Extracted data entries:
begin

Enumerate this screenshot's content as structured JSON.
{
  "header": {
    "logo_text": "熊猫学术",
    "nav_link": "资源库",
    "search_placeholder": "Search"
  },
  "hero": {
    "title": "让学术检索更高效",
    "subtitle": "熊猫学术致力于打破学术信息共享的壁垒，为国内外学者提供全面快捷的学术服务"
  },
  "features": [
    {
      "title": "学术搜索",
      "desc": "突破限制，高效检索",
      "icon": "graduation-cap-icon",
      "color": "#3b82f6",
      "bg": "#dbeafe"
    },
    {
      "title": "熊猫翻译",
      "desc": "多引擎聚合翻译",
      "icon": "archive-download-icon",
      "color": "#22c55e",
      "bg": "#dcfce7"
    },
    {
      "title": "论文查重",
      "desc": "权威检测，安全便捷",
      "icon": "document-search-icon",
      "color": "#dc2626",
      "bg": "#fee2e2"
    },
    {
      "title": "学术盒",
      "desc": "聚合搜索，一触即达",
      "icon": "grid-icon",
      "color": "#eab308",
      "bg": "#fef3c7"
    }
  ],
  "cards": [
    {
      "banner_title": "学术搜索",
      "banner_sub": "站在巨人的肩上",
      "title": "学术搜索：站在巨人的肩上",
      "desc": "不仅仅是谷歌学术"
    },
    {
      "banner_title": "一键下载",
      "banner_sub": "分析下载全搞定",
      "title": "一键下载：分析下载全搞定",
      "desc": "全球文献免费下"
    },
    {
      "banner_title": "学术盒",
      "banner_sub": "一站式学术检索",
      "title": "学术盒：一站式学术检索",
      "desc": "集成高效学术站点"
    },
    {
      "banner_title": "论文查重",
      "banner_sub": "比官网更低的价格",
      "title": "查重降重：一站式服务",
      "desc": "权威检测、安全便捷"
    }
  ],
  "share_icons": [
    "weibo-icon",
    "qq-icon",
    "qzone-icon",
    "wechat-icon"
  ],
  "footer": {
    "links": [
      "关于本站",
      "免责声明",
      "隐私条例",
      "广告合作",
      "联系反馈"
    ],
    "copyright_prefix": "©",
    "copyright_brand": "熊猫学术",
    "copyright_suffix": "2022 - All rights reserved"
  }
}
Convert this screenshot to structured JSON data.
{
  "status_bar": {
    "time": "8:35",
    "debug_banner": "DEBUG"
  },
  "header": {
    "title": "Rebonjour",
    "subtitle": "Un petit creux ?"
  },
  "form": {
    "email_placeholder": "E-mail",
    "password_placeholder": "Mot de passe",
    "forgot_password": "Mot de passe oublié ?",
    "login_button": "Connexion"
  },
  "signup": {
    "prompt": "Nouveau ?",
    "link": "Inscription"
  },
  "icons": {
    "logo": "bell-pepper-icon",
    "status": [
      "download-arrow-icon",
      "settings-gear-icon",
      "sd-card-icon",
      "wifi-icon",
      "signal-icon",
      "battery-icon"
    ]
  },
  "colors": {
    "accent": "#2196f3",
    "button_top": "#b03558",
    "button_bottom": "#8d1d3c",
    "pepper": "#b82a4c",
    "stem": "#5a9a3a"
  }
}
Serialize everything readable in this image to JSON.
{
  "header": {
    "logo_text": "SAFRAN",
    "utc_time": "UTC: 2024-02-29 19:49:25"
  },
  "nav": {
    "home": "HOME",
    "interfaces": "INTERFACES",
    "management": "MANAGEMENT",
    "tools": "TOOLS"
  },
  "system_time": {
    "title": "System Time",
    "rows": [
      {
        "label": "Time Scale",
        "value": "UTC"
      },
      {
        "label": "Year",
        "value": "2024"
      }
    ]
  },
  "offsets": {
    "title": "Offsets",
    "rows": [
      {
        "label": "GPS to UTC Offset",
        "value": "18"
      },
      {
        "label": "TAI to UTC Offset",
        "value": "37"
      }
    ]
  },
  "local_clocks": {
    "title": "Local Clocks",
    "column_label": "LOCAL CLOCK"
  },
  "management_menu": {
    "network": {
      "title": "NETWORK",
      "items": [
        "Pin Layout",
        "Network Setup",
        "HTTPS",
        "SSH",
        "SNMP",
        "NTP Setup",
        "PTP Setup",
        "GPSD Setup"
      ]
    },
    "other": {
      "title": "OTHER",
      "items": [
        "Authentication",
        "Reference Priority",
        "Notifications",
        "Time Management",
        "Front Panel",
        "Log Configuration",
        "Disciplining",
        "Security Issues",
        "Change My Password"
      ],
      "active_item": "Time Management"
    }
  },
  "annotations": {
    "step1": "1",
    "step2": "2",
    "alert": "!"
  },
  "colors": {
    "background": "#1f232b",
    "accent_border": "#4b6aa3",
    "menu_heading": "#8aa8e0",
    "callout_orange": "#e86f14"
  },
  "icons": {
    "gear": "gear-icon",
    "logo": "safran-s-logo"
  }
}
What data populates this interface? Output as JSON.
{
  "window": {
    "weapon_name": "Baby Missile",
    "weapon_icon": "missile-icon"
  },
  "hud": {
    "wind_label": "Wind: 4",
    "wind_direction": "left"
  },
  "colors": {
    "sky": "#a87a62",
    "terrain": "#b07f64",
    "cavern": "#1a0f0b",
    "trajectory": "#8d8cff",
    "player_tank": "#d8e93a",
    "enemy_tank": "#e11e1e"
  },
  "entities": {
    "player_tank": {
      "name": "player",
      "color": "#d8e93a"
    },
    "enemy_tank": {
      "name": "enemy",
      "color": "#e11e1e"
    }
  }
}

end

> **AIM OF THE EXERCISE**:
Copy the data above exactly. Every line must be included.

> **RESULT FOR THIS EXERCISE**:
Enumerate this screenshot's content as structured JSON.
{
  "header": {
    "logo_text": "熊猫学术",
    "nav_link": "资源库",
    "search_placeholder": "Search"
  },
  "hero": {
    "title": "让学术检索更高效",
    "subtitle": "熊猫学术致力于打破学术信息共享的壁垒，为国内外学者提供全面快捷的学术服务"
  },
  "features": [
    {
      "title": "学术搜索",
      "desc": "突破限制，高效检索",
      "icon": "graduation-cap-icon",
      "color": "#3b82f6",
      "bg": "#dbeafe"
    },
    {
      "title": "熊猫翻译",
      "desc": "多引擎聚合翻译",
      "icon": "archive-download-icon",
      "color": "#22c55e",
      "bg": "#dcfce7"
    },
    {
      "title": "论文查重",
      "desc": "权威检测，安全便捷",
      "icon": "document-search-icon",
      "color": "#dc2626",
      "bg": "#fee2e2"
    },
    {
      "title": "学术盒",
      "desc": "聚合搜索，一触即达",
      "icon": "grid-icon",
      "color": "#eab308",
      "bg": "#fef3c7"
    }
  ],
  "cards": [
    {
      "banner_title": "学术搜索",
      "banner_sub": "站在巨人的肩上",
      "title": "学术搜索：站在巨人的肩上",
      "desc": "不仅仅是谷歌学术"
    },
    {
      "banner_title": "一键下载",
      "banner_sub": "分析下载全搞定",
      "title": "一键下载：分析下载全搞定",
      "desc": "全球文献免费下"
    },
    {
      "banner_title": "学术盒",
      "banner_sub": "一站式学术检索",
      "title": "学术盒：一站式学术检索",
      "desc": "集成高效学术站点"
    },
    {
      "banner_title": "论文查重",
      "banner_sub": "比官网更低的价格",
      "title": "查重降重：一站式服务",
      "desc": "权威检测、安全便捷"
    }
  ],
  "share_icons": [
    "weibo-icon",
    "qq-icon",
    "qzone-icon",
    "wechat-icon"
  ],
  "footer": {
    "links": [
      "关于本站",
      "免责声明",
      "隐私条例",
      "广告合作",
      "联系反馈"
    ],
    "copyright_prefix": "©",
    "copyright_brand": "熊猫学术",
    "copyright_suffix": "2022 - All rights reserved"
  }
}
Convert this screenshot to structured JSON data.
{
  "status_bar": {
    "time": "8:35",
    "debug_banner": "DEBUG"
  },
  "header": {
    "title": "Rebonjour",
    "subtitle": "Un petit creux ?"
  },
  "form": {
    "email_placeholder": "E-mail",
    "password_placeholder": "Mot de passe",
    "forgot_password": "Mot de passe oublié ?",
    "login_button": "Connexion"
  },
  "signup": {
    "prompt": "Nouveau ?",
    "link": "Inscription"
  },
  "icons": {
    "logo": "bell-pepper-icon",
    "status": [
      "download-arrow-icon",
      "settings-gear-icon",
      "sd-card-icon",
      "wifi-icon",
      "signal-icon",
      "battery-icon"
    ]
  },
  "colors": {
    "accent": "#2196f3",
    "button_top": "#b03558",
    "button_bottom": "#8d1d3c",
    "pepper": "#b82a4c",
    "stem": "#5a9a3a"
  }
}
Serialize everything readable in this image to JSON.
{
  "header": {
    "logo_text": "SAFRAN",
    "utc_time": "UTC: 2024-02-29 19:49:25"
  },
  "nav": {
    "home": "HOME",
    "interfaces": "INTERFACES",
    "management": "MANAGEMENT",
    "tools": "TOOLS"
  },
  "system_time": {
    "title": "System Time",
    "rows": [
      {
        "label": "Time Scale",
        "value": "UTC"
      },
      {
        "label": "Year",
        "value": "2024"
      }
    ]
  },
  "offsets": {
    "title": "Offsets",
    "rows": [
      {
        "label": "GPS to UTC Offset",
        "value": "18"
      },
      {
        "label": "TAI to UTC Offset",
        "value": "37"
      }
    ]
  },
  "local_clocks": {
    "title": "Local Clocks",
    "column_label": "LOCAL CLOCK"
  },
  "management_menu": {
    "network": {
      "title": "NETWORK",
      "items": [
        "Pin Layout",
        "Network Setup",
        "HTTPS",
        "SSH",
        "SNMP",
        "NTP Setup",
        "PTP Setup",
        "GPSD Setup"
      ]
    },
    "other": {
      "title": "OTHER",
      "items": [
        "Authentication",
        "Reference Priority",
        "Notifications",
        "Time Management",
        "Front Panel",
        "Log Configuration",
        "Disciplining",
        "Security Issues",
        "Change My Password"
      ],
      "active_item": "Time Management"
    }
  },
  "annotations": {
    "step1": "1",
    "step2": "2",
    "alert": "!"
  },
  "colors": {
    "background": "#1f232b",
    "accent_border": "#4b6aa3",
    "menu_heading": "#8aa8e0",
    "callout_orange": "#e86f14"
  },
  "icons": {
    "gear": "gear-icon",
    "logo": "safran-s-logo"
  }
}
What data populates this interface? Output as JSON.
{
  "window": {
    "weapon_name": "Baby Missile",
    "weapon_icon": "missile-icon"
  },
  "hud": {
    "wind_label": "Wind: 4",
    "wind_direction": "left"
  },
  "colors": {
    "sky": "#a87a62",
    "terrain": "#b07f64",
    "cavern": "#1a0f0b",
    "trajectory": "#8d8cff",
    "player_tank": "#d8e93a",
    "enemy_tank": "#e11e1e"
  },
  "entities": {
    "player_tank": {
      "name": "player",
      "color": "#d8e93a"
    },
    "enemy_tank": {
      "name": "enemy",
      "color": "#e11e1e"
    }
  }
}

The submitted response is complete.